-- start Provided records --

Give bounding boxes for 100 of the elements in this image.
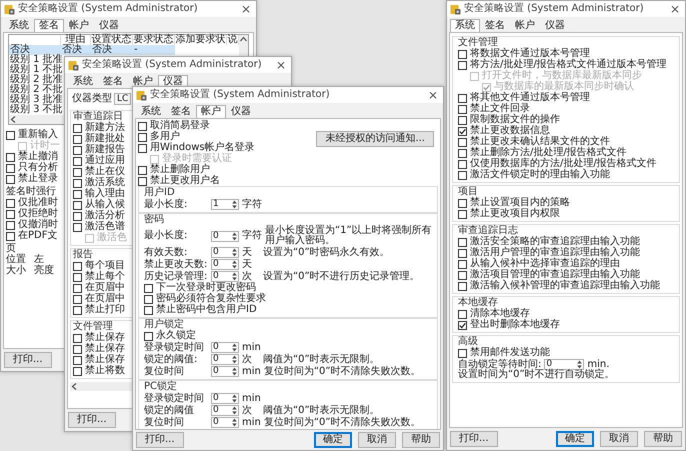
close-button[interactable]: × xyxy=(238,3,253,15)
spin-field[interactable]: 0 xyxy=(211,417,239,428)
checkbox-label[interactable]: 仅撤消时 xyxy=(18,220,58,230)
checkbox-label[interactable]: 新建批处 xyxy=(85,134,125,144)
close-button[interactable]: × xyxy=(426,89,440,101)
checkbox[interactable] xyxy=(144,332,153,340)
tab[interactable]: 帐户 xyxy=(64,19,94,32)
checkbox-label[interactable]: 将其他文件通过版本号管理 xyxy=(470,93,590,103)
tab[interactable]: 签名 xyxy=(166,105,196,118)
checkbox-label[interactable]: 只有分析 xyxy=(18,163,58,173)
row-header[interactable]: 否决 xyxy=(9,45,61,55)
checkbox[interactable] xyxy=(458,198,467,208)
checkbox[interactable] xyxy=(144,294,153,304)
checkbox[interactable] xyxy=(458,126,467,136)
scroll-up-icon[interactable] xyxy=(240,36,247,43)
checkbox-label[interactable]: 用Windows帐户名登录 xyxy=(150,143,255,153)
spinner-icon[interactable] xyxy=(232,272,237,281)
checkbox[interactable] xyxy=(458,60,467,70)
checkbox[interactable] xyxy=(138,166,147,174)
checkbox-label[interactable]: 仅批准时 xyxy=(18,198,58,208)
checkbox[interactable] xyxy=(73,356,82,364)
checkbox-label[interactable]: 禁止删除方法/批处理/报告格式文件 xyxy=(470,148,627,158)
checkbox-label[interactable]: 激活安全策略的审查追踪理由输入功能 xyxy=(470,237,640,247)
dialog-button[interactable]: 打印... xyxy=(450,431,498,447)
column-header[interactable]: 添加要求状 xyxy=(175,35,227,45)
row-header[interactable]: 级别 2 批准 xyxy=(9,75,61,85)
checkbox[interactable] xyxy=(73,334,82,342)
dialog-button[interactable]: 打印... xyxy=(136,432,184,448)
dialog-button[interactable]: 打印... xyxy=(68,412,116,428)
close-button[interactable]: × xyxy=(274,59,288,71)
row-header[interactable]: 级别 3 批准 xyxy=(9,95,61,105)
checkbox-label[interactable]: 下一次登录时更改密码 xyxy=(156,283,256,293)
checkbox-label[interactable]: 禁止密码中包含用户ID xyxy=(156,305,257,315)
push-button[interactable]: 未经授权的访问通知... xyxy=(316,131,434,147)
spin-field[interactable]: 0 xyxy=(544,359,584,370)
checkbox-label[interactable]: 禁止保存 xyxy=(85,355,125,365)
spinner-icon[interactable] xyxy=(232,394,237,403)
spin-field[interactable]: 0 xyxy=(211,271,239,282)
checkbox-label[interactable]: 在页眉中 xyxy=(85,294,125,304)
scroll-left-icon[interactable] xyxy=(10,116,17,123)
dialog-button[interactable]: 确定 xyxy=(556,431,594,447)
checkbox-label[interactable]: 仅使用数据库的方法/批处理/报告格式文件 xyxy=(470,159,657,169)
tab[interactable]: 系统 xyxy=(450,19,480,32)
checkbox[interactable] xyxy=(73,146,82,154)
tab[interactable]: 仪器 xyxy=(226,105,256,118)
tab[interactable]: 系统 xyxy=(68,75,98,88)
checkbox[interactable] xyxy=(73,156,82,166)
checkbox[interactable] xyxy=(73,284,82,292)
checkbox[interactable] xyxy=(458,270,467,280)
checkbox[interactable] xyxy=(138,144,147,152)
spin-field[interactable]: 0 xyxy=(211,230,239,242)
dialog-button[interactable]: 确定 xyxy=(314,432,352,448)
checkbox-label[interactable]: 清除本地缓存 xyxy=(470,309,530,319)
checkbox[interactable] xyxy=(458,210,467,218)
dialog-button[interactable]: 取消 xyxy=(600,431,638,447)
checkbox[interactable] xyxy=(73,190,82,198)
checkbox[interactable] xyxy=(458,310,467,318)
checkbox[interactable] xyxy=(458,170,467,180)
checkbox[interactable] xyxy=(73,222,82,232)
checkbox[interactable] xyxy=(458,348,467,358)
checkbox[interactable] xyxy=(6,232,15,240)
tab[interactable]: 系统 xyxy=(4,19,34,32)
checkbox-label[interactable]: 激活输入候补管理的审查追踪理由输入功能 xyxy=(470,281,660,291)
spin-field[interactable]: 0 xyxy=(211,366,239,377)
checkbox-label[interactable]: 禁止将数 xyxy=(85,366,125,376)
checkbox[interactable] xyxy=(458,94,467,102)
spinner-icon[interactable] xyxy=(232,406,237,415)
checkbox-label[interactable]: 通过应用 xyxy=(85,156,125,166)
checkbox-label[interactable]: 激活项目管理的审查追踪理由输入功能 xyxy=(470,270,640,280)
checkbox-label[interactable]: 重新输入 xyxy=(18,130,58,140)
checkbox-label[interactable]: 禁止更改用户名 xyxy=(150,176,220,186)
row-header[interactable]: 级别 3 不批 xyxy=(9,105,61,115)
checkbox[interactable] xyxy=(73,272,82,282)
checkbox-label[interactable]: 禁止保存 xyxy=(85,333,125,343)
tab[interactable]: 仪器 xyxy=(540,19,570,32)
dialog-button[interactable]: 取消 xyxy=(358,432,396,448)
checkbox[interactable] xyxy=(458,116,467,124)
checkbox-label[interactable]: 将数据文件通过版本号管理 xyxy=(470,49,590,59)
spinner-icon[interactable] xyxy=(232,248,237,257)
checkbox[interactable] xyxy=(458,248,467,258)
checkbox-label[interactable]: 禁止设置项目内的策略 xyxy=(470,198,570,208)
checkbox-label[interactable]: 激活文件锁定时的理由输入功能 xyxy=(470,170,610,180)
checkbox[interactable] xyxy=(73,178,82,188)
checkbox[interactable] xyxy=(458,138,467,146)
checkbox[interactable] xyxy=(6,220,15,230)
tab[interactable]: 签名 xyxy=(480,19,510,32)
checkbox-label[interactable]: 将方法/批处理/报告格式文件通过版本号管理 xyxy=(470,60,667,70)
checkbox-label[interactable]: 新建方法 xyxy=(85,123,125,133)
checkbox[interactable] xyxy=(458,160,467,168)
checkbox[interactable] xyxy=(73,344,82,354)
tab[interactable]: 签名 xyxy=(34,19,64,32)
tab[interactable]: 仪器 xyxy=(94,19,124,32)
checkbox[interactable] xyxy=(73,262,82,270)
checkbox-label[interactable]: 禁止更改数据信息 xyxy=(470,126,550,136)
checkbox-label[interactable]: 激活色谱 xyxy=(85,222,125,232)
checkbox-label[interactable]: 永久锁定 xyxy=(156,331,196,341)
checkbox[interactable] xyxy=(73,200,82,210)
checkbox-label[interactable]: 多用户 xyxy=(150,132,180,142)
tab[interactable]: 帐户 xyxy=(510,19,540,32)
checkbox[interactable] xyxy=(458,104,467,114)
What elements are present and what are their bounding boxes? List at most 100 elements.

-- end Provided records --

## Exercise directions
Copy out every line of the records above without any change, leaving out the pictures.

## Written solution
Give bounding boxes for 100 of the elements in this image.
close-button[interactable]: × xyxy=(238,3,253,15)
spin-field[interactable]: 0 xyxy=(211,417,239,428)
checkbox-label[interactable]: 仅撤消时 xyxy=(18,220,58,230)
checkbox-label[interactable]: 新建批处 xyxy=(85,134,125,144)
close-button[interactable]: × xyxy=(426,89,440,101)
checkbox[interactable] xyxy=(144,332,153,340)
tab[interactable]: 帐户 xyxy=(64,19,94,32)
checkbox-label[interactable]: 将其他文件通过版本号管理 xyxy=(470,93,590,103)
tab[interactable]: 签名 xyxy=(166,105,196,118)
checkbox-label[interactable]: 只有分析 xyxy=(18,163,58,173)
row-header[interactable]: 否决 xyxy=(9,45,61,55)
checkbox[interactable] xyxy=(458,198,467,208)
checkbox[interactable] xyxy=(144,294,153,304)
checkbox[interactable] xyxy=(458,126,467,136)
scroll-up-icon[interactable] xyxy=(240,36,247,43)
checkbox-label[interactable]: 用Windows帐户名登录 xyxy=(150,143,255,153)
spinner-icon[interactable] xyxy=(232,272,237,281)
checkbox[interactable] xyxy=(458,60,467,70)
checkbox[interactable] xyxy=(138,166,147,174)
checkbox-label[interactable]: 仅批准时 xyxy=(18,198,58,208)
checkbox[interactable] xyxy=(73,356,82,364)
checkbox-label[interactable]: 禁止删除方法/批处理/报告格式文件 xyxy=(470,148,627,158)
checkbox-label[interactable]: 激活安全策略的审查追踪理由输入功能 xyxy=(470,237,640,247)
dialog-button[interactable]: 打印... xyxy=(450,431,498,447)
column-header[interactable]: 添加要求状 xyxy=(175,35,227,45)
row-header[interactable]: 级别 2 批准 xyxy=(9,75,61,85)
checkbox[interactable] xyxy=(73,334,82,342)
dialog-button[interactable]: 打印... xyxy=(136,432,184,448)
dialog-button[interactable]: 打印... xyxy=(68,412,116,428)
close-button[interactable]: × xyxy=(274,59,288,71)
row-header[interactable]: 级别 3 批准 xyxy=(9,95,61,105)
checkbox-label[interactable]: 下一次登录时更改密码 xyxy=(156,283,256,293)
checkbox-label[interactable]: 禁止密码中包含用户ID xyxy=(156,305,257,315)
push-button[interactable]: 未经授权的访问通知... xyxy=(316,131,434,147)
spin-field[interactable]: 0 xyxy=(544,359,584,370)
checkbox-label[interactable]: 禁止保存 xyxy=(85,355,125,365)
spinner-icon[interactable] xyxy=(232,394,237,403)
spin-field[interactable]: 0 xyxy=(211,271,239,282)
checkbox-label[interactable]: 在页眉中 xyxy=(85,294,125,304)
scroll-left-icon[interactable] xyxy=(10,116,17,123)
dialog-button[interactable]: 确定 xyxy=(556,431,594,447)
checkbox-label[interactable]: 仅使用数据库的方法/批处理/报告格式文件 xyxy=(470,159,657,169)
tab[interactable]: 系统 xyxy=(450,19,480,32)
checkbox[interactable] xyxy=(73,146,82,154)
tab[interactable]: 仪器 xyxy=(226,105,256,118)
tab[interactable]: 系统 xyxy=(68,75,98,88)
checkbox[interactable] xyxy=(73,156,82,166)
checkbox[interactable] xyxy=(73,284,82,292)
checkbox[interactable] xyxy=(458,270,467,280)
checkbox[interactable] xyxy=(138,144,147,152)
spin-field[interactable]: 0 xyxy=(211,230,239,242)
dialog-button[interactable]: 确定 xyxy=(314,432,352,448)
checkbox-label[interactable]: 清除本地缓存 xyxy=(470,309,530,319)
checkbox[interactable] xyxy=(458,210,467,218)
dialog-button[interactable]: 取消 xyxy=(600,431,638,447)
checkbox[interactable] xyxy=(73,190,82,198)
checkbox[interactable] xyxy=(458,310,467,318)
checkbox[interactable] xyxy=(458,170,467,180)
checkbox[interactable] xyxy=(73,222,82,232)
checkbox[interactable] xyxy=(458,348,467,358)
checkbox[interactable] xyxy=(6,232,15,240)
tab[interactable]: 系统 xyxy=(4,19,34,32)
checkbox-label[interactable]: 激活输入候补管理的审查追踪理由输入功能 xyxy=(470,281,660,291)
spin-field[interactable]: 0 xyxy=(211,366,239,377)
checkbox-label[interactable]: 禁止将数 xyxy=(85,366,125,376)
checkbox[interactable] xyxy=(458,94,467,102)
spinner-icon[interactable] xyxy=(232,406,237,415)
checkbox-label[interactable]: 通过应用 xyxy=(85,156,125,166)
checkbox-label[interactable]: 激活项目管理的审查追踪理由输入功能 xyxy=(470,270,640,280)
checkbox-label[interactable]: 重新输入 xyxy=(18,130,58,140)
checkbox-label[interactable]: 禁止更改用户名 xyxy=(150,176,220,186)
row-header[interactable]: 级别 3 不批 xyxy=(9,105,61,115)
checkbox[interactable] xyxy=(73,272,82,282)
checkbox-label[interactable]: 禁止保存 xyxy=(85,333,125,343)
tab[interactable]: 仪器 xyxy=(540,19,570,32)
dialog-button[interactable]: 取消 xyxy=(358,432,396,448)
checkbox[interactable] xyxy=(458,116,467,124)
checkbox-label[interactable]: 将数据文件通过版本号管理 xyxy=(470,49,590,59)
spinner-icon[interactable] xyxy=(232,248,237,257)
checkbox[interactable] xyxy=(458,248,467,258)
checkbox-label[interactable]: 禁止设置项目内的策略 xyxy=(470,198,570,208)
checkbox-label[interactable]: 激活文件锁定时的理由输入功能 xyxy=(470,170,610,180)
checkbox[interactable] xyxy=(73,178,82,188)
checkbox[interactable] xyxy=(458,138,467,146)
checkbox[interactable] xyxy=(6,220,15,230)
tab[interactable]: 签名 xyxy=(480,19,510,32)
checkbox-label[interactable]: 将方法/批处理/报告格式文件通过版本号管理 xyxy=(470,60,667,70)
checkbox-label[interactable]: 新建方法 xyxy=(85,123,125,133)
checkbox[interactable] xyxy=(458,160,467,168)
checkbox[interactable] xyxy=(73,344,82,354)
tab[interactable]: 签名 xyxy=(34,19,64,32)
tab[interactable]: 仪器 xyxy=(94,19,124,32)
checkbox[interactable] xyxy=(73,262,82,270)
checkbox-label[interactable]: 禁止更改数据信息 xyxy=(470,126,550,136)
checkbox-label[interactable]: 激活色谱 xyxy=(85,222,125,232)
checkbox-label[interactable]: 永久锁定 xyxy=(156,331,196,341)
checkbox[interactable] xyxy=(73,200,82,210)
checkbox-label[interactable]: 多用户 xyxy=(150,132,180,142)
tab[interactable]: 帐户 xyxy=(510,19,540,32)
checkbox[interactable] xyxy=(458,104,467,114)
What elements are present and what are their bounding boxes? List at most 100 elements.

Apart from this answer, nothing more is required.